- Required work -
A) In the EP history, rewrite everything from "Sixteen Days / Gathering Dust is" down to "Sharp of Cindytalk.", using "pairing" in place of "medley".
B) Summarize the EP history in two sentences.
━━━ Source extract ━━━
Sixteen Days / Gathering Dust is an EP released in 1983 by This Mortal Coil, a supergroup assembled by Ivo Watts-Russell for his record label, 4AD.

Watts-Russell had signed Modern English in 1980. A few years later, he asked them to record a medley of two of their early songs, "Sixteen Days" and "Gathering Dust". The band had been performing these particular songs together at the conclusion of their live sets. When the band declined, Watts-Russell decided to assemble a group of musicians to record the medley instead. He chose members of Cocteau Twins, Colourbox, and Modern English itself, along with vocalist Gordon Sharp of Cindytalk.

Elizabeth Fraser and Robin Guthrie of the Cocteau Twins recorded the B-side, a cover of Tim Buckley's "Song to the Siren".  Watts-Russell was so pleased with the track that he made "Siren" the A-side of the 7-inch release. At the same time, he was unhappy with the "Sixteen Days / Gathering Dust" medley, and did not reissue it until 2006, when it was included on a 4AD compilation EP that was only available through the iTunes Music Store. 4AD reissued it again in 2011 (this time remastered), as part of This Mortal Coil's eponymous box set. The track appears on the set's fourth and final disc, Dust & Guitars, which is a compilation of all the band's singles. After the box set sold out, 4AD reissued Dust & Guitars as a standalone album in 2012.
━━━ Dataset content ━━━
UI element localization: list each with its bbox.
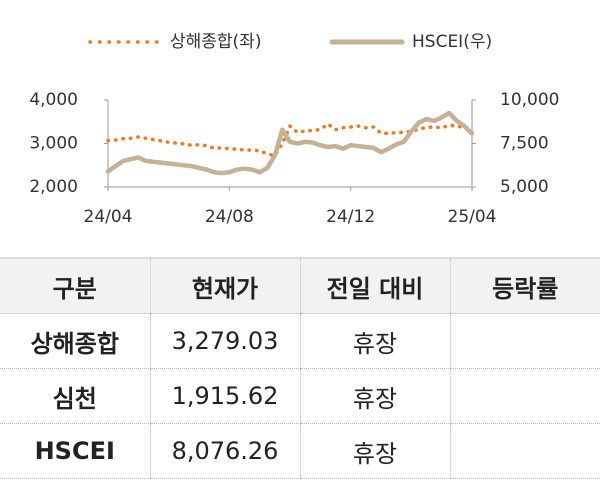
━━━
- Solutions for each task -
A)
Sixteen Days / Gathering Dust is an EP released in 1983 by This Mortal Coil, a supergroup assembled by Ivo Watts-Russell for his record label, 4AD.

Watts-Russell had signed Modern English in 1980. A few years later, he asked them to record a pairing of two of their early songs, "Sixteen Days" and "Gathering Dust". The band had been performing these particular songs together at the conclusion of their live sets. When the band declined, Watts-Russell decided to assemble a group of musicians to record the pairing instead. He chose members of Cocteau Twins, Colourbox, and Modern English itself, along with vocalist Gordon Sharp of Cindytalk.

B) Sixteen Days / Gathering Dust is a 1983 EP by This Mortal Coil, a supergroup Ivo Watts-Russell assembled for 4AD to record a medley of two Modern English songs after that band declined to do it. Watts-Russell was so pleased with the Cocteau Twins members' cover of "Song to the Siren" that he made it the A-side, and he was unhappy enough with the medley that he did not reissue it until 2006, with later reissues in 2011 and 2012.